Source records >>

━━━

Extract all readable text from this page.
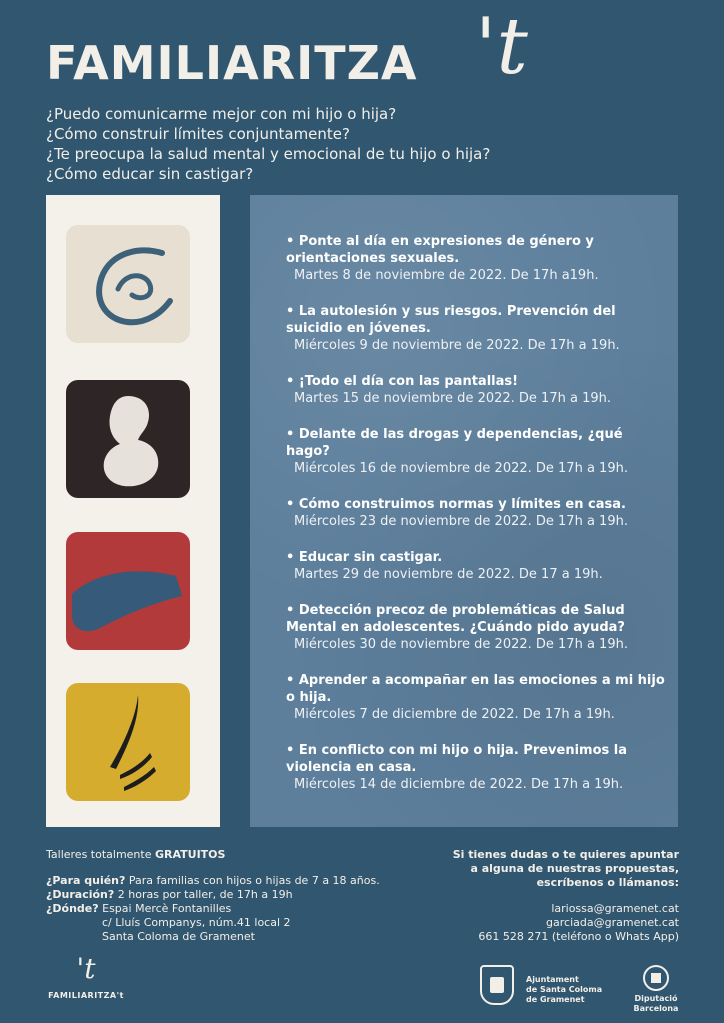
FAMILIARITZA 't
¿Puedo comunicarme mejor con mi hijo o hija?
¿Cómo construir límites conjuntamente?
¿Te preocupa la salud mental y emocional de tu hijo o hija?
¿Cómo educar sin castigar?
• Ponte al día en expresiones de género y orientaciones sexuales.
Martes 8 de noviembre de 2022. De 17h a19h.
• La autolesión y sus riesgos. Prevención del suicidio en jóvenes.
Miércoles 9 de noviembre de 2022. De 17h a 19h.
• ¡Todo el día con las pantallas!
Martes 15 de noviembre de 2022. De 17h a 19h.
• Delante de las drogas y dependencias, ¿qué hago?
Miércoles 16 de noviembre de 2022. De 17h a 19h.
• Cómo construimos normas y límites en casa.
Miércoles 23 de noviembre de 2022. De 17h a 19h.
• Educar sin castigar.
Martes 29 de noviembre de 2022. De 17 a 19h.
• Detección precoz de problemáticas de Salud Mental en adolescentes. ¿Cuándo pido ayuda?
Miércoles 30 de noviembre de 2022. De 17h a 19h.
• Aprender a acompañar en las emociones a mi hijo o hija.
Miércoles 7 de diciembre de 2022. De 17h a 19h.
• En conflicto con mi hijo o hija. Prevenimos la violencia en casa.
Miércoles 14 de diciembre de 2022. De 17h a 19h.
Talleres totalmente GRATUITOS
¿Para quién? Para familias con hijos o hijas de 7 a 18 años.
¿Duración? 2 horas por taller, de 17h a 19h
¿Dónde? Espai Mercè Fontanilles
c/ Lluís Companys, núm.41 local 2
Santa Coloma de Gramenet
Si tienes dudas o te quieres apuntar
a alguna de nuestras propuestas,
escríbenos o llámanos:
lariossa@gramenet.cat
garciada@gramenet.cat
661 528 271 (teléfono o Whats App)
't
FAMILIARITZA't
Ajuntament
de Santa Coloma
de Gramenet	Diputació
Barcelona
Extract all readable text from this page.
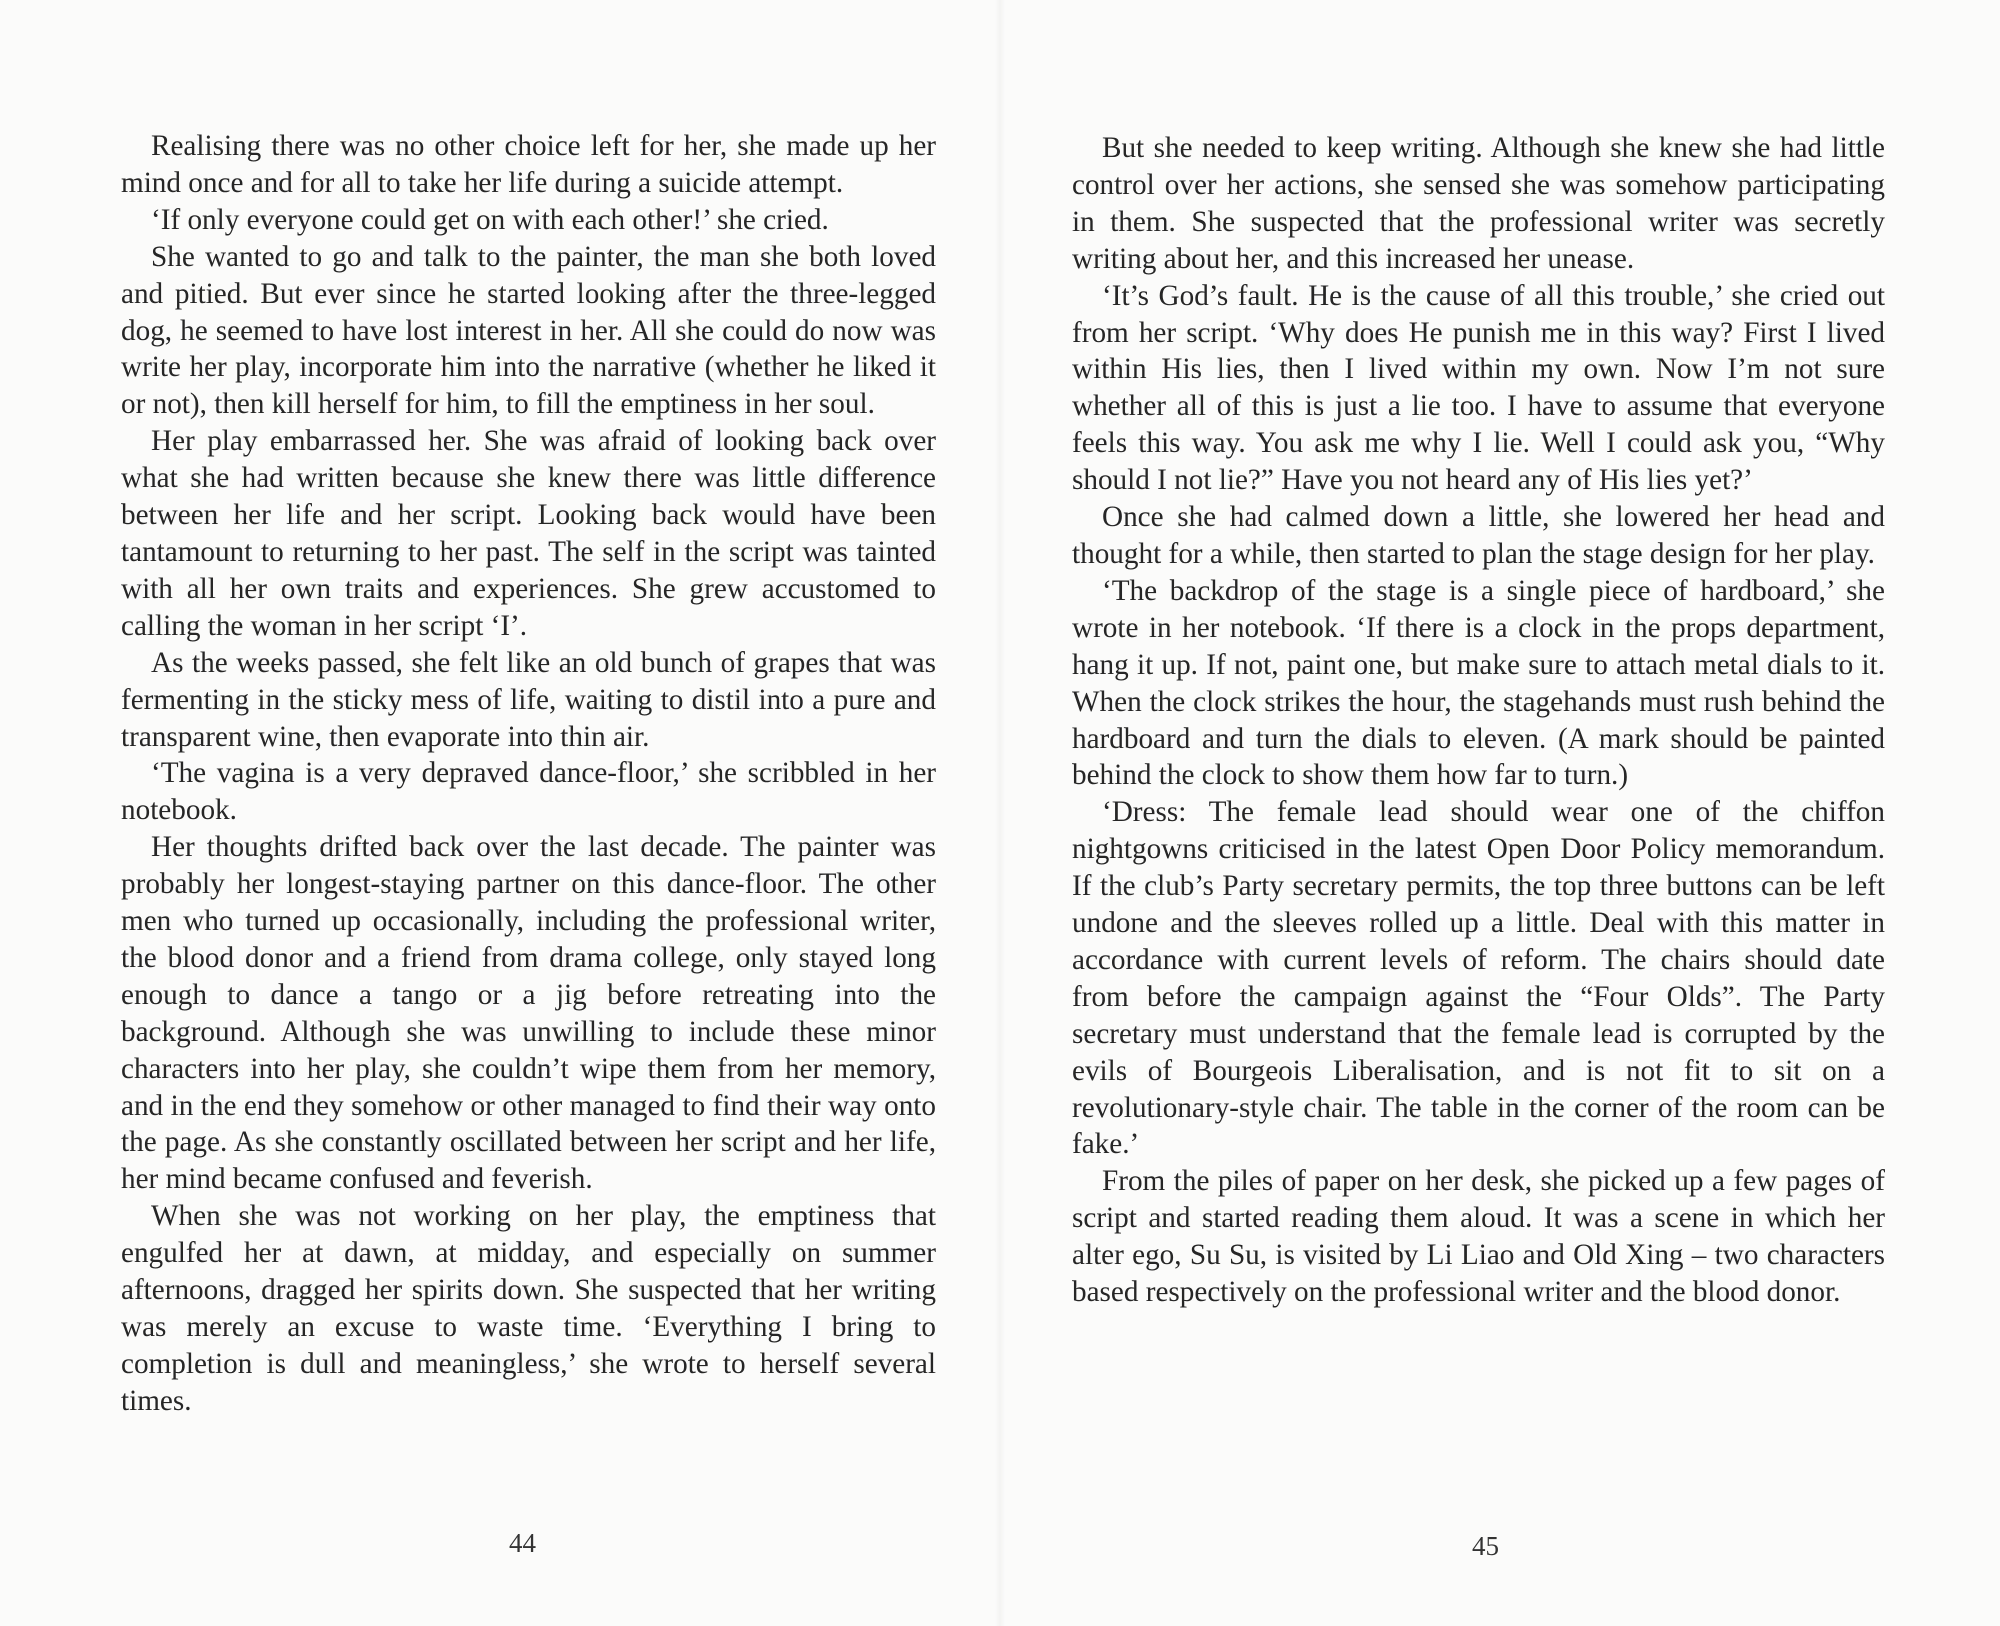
Realising there was no other choice left for her, she made up her mind once and for all to take her life during a suicide attempt.

‘If only everyone could get on with each other!’ she cried.

She wanted to go and talk to the painter, the man she both loved and pitied. But ever since he started looking after the three-legged dog, he seemed to have lost interest in her. All she could do now was write her play, incorporate him into the narrative (whether he liked it or not), then kill herself for him, to fill the emptiness in her soul.

Her play embarrassed her. She was afraid of looking back over what she had written because she knew there was little difference between her life and her script. Looking back would have been tantamount to returning to her past. The self in the script was tainted with all her own traits and experiences. She grew accustomed to calling the woman in her script ‘I’.

As the weeks passed, she felt like an old bunch of grapes that was fermenting in the sticky mess of life, waiting to distil into a pure and transparent wine, then evaporate into thin air.

‘The vagina is a very depraved dance-floor,’ she scribbled in her notebook.

Her thoughts drifted back over the last decade. The painter was probably her longest-staying partner on this dance-floor. The other men who turned up occasionally, including the professional writer, the blood donor and a friend from drama college, only stayed long enough to dance a tango or a jig before retreating into the background. Although she was unwilling to include these minor characters into her play, she couldn’t wipe them from her memory, and in the end they somehow or other managed to find their way onto the page. As she constantly oscillated between her script and her life, her mind became confused and feverish.

When she was not working on her play, the emptiness that engulfed her at dawn, at midday, and especially on summer afternoons, dragged her spirits down. She suspected that her writing was merely an excuse to waste time. ‘Everything I bring to completion is dull and meaningless,’ she wrote to herself several times.

44

But she needed to keep writing. Although she knew she had little control over her actions, she sensed she was somehow participating in them. She suspected that the professional writer was secretly writing about her, and this increased her unease.

‘It’s God’s fault. He is the cause of all this trouble,’ she cried out from her script. ‘Why does He punish me in this way? First I lived within His lies, then I lived within my own. Now I’m not sure whether all of this is just a lie too. I have to assume that everyone feels this way. You ask me why I lie. Well I could ask you, “Why should I not lie?” Have you not heard any of His lies yet?’

Once she had calmed down a little, she lowered her head and thought for a while, then started to plan the stage design for her play.

‘The backdrop of the stage is a single piece of hardboard,’ she wrote in her notebook. ‘If there is a clock in the props department, hang it up. If not, paint one, but make sure to attach metal dials to it. When the clock strikes the hour, the stagehands must rush behind the hardboard and turn the dials to eleven. (A mark should be painted behind the clock to show them how far to turn.)

‘Dress: The female lead should wear one of the chiffon nightgowns criticised in the latest Open Door Policy memorandum. If the club’s Party secretary permits, the top three buttons can be left undone and the sleeves rolled up a little. Deal with this matter in accordance with current levels of reform. The chairs should date from before the campaign against the “Four Olds”. The Party secretary must understand that the female lead is corrupted by the evils of Bourgeois Liberalisation, and is not fit to sit on a revolutionary-style chair. The table in the corner of the room can be fake.’

From the piles of paper on her desk, she picked up a few pages of script and started reading them aloud. It was a scene in which her alter ego, Su Su, is visited by Li Liao and Old Xing – two characters based respectively on the professional writer and the blood donor.

45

━━━

Omit the pictures. Transcribe every record exactly.

THE RESULT >>
Extract all readable text from this page.
FAMILIARITZA 't
¿Puedo comunicarme mejor con mi hijo o hija?
¿Cómo construir límites conjuntamente?
¿Te preocupa la salud mental y emocional de tu hijo o hija?
¿Cómo educar sin castigar?
• Ponte al día en expresiones de género y orientaciones sexuales.
Martes 8 de noviembre de 2022. De 17h a19h.
• La autolesión y sus riesgos. Prevención del suicidio en jóvenes.
Miércoles 9 de noviembre de 2022. De 17h a 19h.
• ¡Todo el día con las pantallas!
Martes 15 de noviembre de 2022. De 17h a 19h.
• Delante de las drogas y dependencias, ¿qué hago?
Miércoles 16 de noviembre de 2022. De 17h a 19h.
• Cómo construimos normas y límites en casa.
Miércoles 23 de noviembre de 2022. De 17h a 19h.
• Educar sin castigar.
Martes 29 de noviembre de 2022. De 17 a 19h.
• Detección precoz de problemáticas de Salud Mental en adolescentes. ¿Cuándo pido ayuda?
Miércoles 30 de noviembre de 2022. De 17h a 19h.
• Aprender a acompañar en las emociones a mi hijo o hija.
Miércoles 7 de diciembre de 2022. De 17h a 19h.
• En conflicto con mi hijo o hija. Prevenimos la violencia en casa.
Miércoles 14 de diciembre de 2022. De 17h a 19h.
Talleres totalmente GRATUITOS
¿Para quién? Para familias con hijos o hijas de 7 a 18 años.
¿Duración? 2 horas por taller, de 17h a 19h
¿Dónde? Espai Mercè Fontanilles
c/ Lluís Companys, núm.41 local 2
Santa Coloma de Gramenet
Si tienes dudas o te quieres apuntar
a alguna de nuestras propuestas,
escríbenos o llámanos:
lariossa@gramenet.cat
garciada@gramenet.cat
661 528 271 (teléfono o Whats App)
't
FAMILIARITZA't
Ajuntament
de Santa Coloma
de Gramenet	Diputació
Barcelona
Extract all readable text from this page.
Realising there was no other choice left for her, she made up her mind once and for all to take her life during a suicide attempt.

‘If only everyone could get on with each other!’ she cried.

She wanted to go and talk to the painter, the man she both loved and pitied. But ever since he started looking after the three-legged dog, he seemed to have lost interest in her. All she could do now was write her play, incorporate him into the narrative (whether he liked it or not), then kill herself for him, to fill the emptiness in her soul.

Her play embarrassed her. She was afraid of looking back over what she had written because she knew there was little difference between her life and her script. Looking back would have been tantamount to returning to her past. The self in the script was tainted with all her own traits and experiences. She grew accustomed to calling the woman in her script ‘I’.

As the weeks passed, she felt like an old bunch of grapes that was fermenting in the sticky mess of life, waiting to distil into a pure and transparent wine, then evaporate into thin air.

‘The vagina is a very depraved dance-floor,’ she scribbled in her notebook.

Her thoughts drifted back over the last decade. The painter was probably her longest-staying partner on this dance-floor. The other men who turned up occasionally, including the professional writer, the blood donor and a friend from drama college, only stayed long enough to dance a tango or a jig before retreating into the background. Although she was unwilling to include these minor characters into her play, she couldn’t wipe them from her memory, and in the end they somehow or other managed to find their way onto the page. As she constantly oscillated between her script and her life, her mind became confused and feverish.

When she was not working on her play, the emptiness that engulfed her at dawn, at midday, and especially on summer afternoons, dragged her spirits down. She suspected that her writing was merely an excuse to waste time. ‘Everything I bring to completion is dull and meaningless,’ she wrote to herself several times.

44

But she needed to keep writing. Although she knew she had little control over her actions, she sensed she was somehow participating in them. She suspected that the professional writer was secretly writing about her, and this increased her unease.

‘It’s God’s fault. He is the cause of all this trouble,’ she cried out from her script. ‘Why does He punish me in this way? First I lived within His lies, then I lived within my own. Now I’m not sure whether all of this is just a lie too. I have to assume that everyone feels this way. You ask me why I lie. Well I could ask you, “Why should I not lie?” Have you not heard any of His lies yet?’

Once she had calmed down a little, she lowered her head and thought for a while, then started to plan the stage design for her play.

‘The backdrop of the stage is a single piece of hardboard,’ she wrote in her notebook. ‘If there is a clock in the props department, hang it up. If not, paint one, but make sure to attach metal dials to it. When the clock strikes the hour, the stagehands must rush behind the hardboard and turn the dials to eleven. (A mark should be painted behind the clock to show them how far to turn.)

‘Dress: The female lead should wear one of the chiffon nightgowns criticised in the latest Open Door Policy memorandum. If the club’s Party secretary permits, the top three buttons can be left undone and the sleeves rolled up a little. Deal with this matter in accordance with current levels of reform. The chairs should date from before the campaign against the “Four Olds”. The Party secretary must understand that the female lead is corrupted by the evils of Bourgeois Liberalisation, and is not fit to sit on a revolutionary-style chair. The table in the corner of the room can be fake.’

From the piles of paper on her desk, she picked up a few pages of script and started reading them aloud. It was a scene in which her alter ego, Su Su, is visited by Li Liao and Old Xing – two characters based respectively on the professional writer and the blood donor.

45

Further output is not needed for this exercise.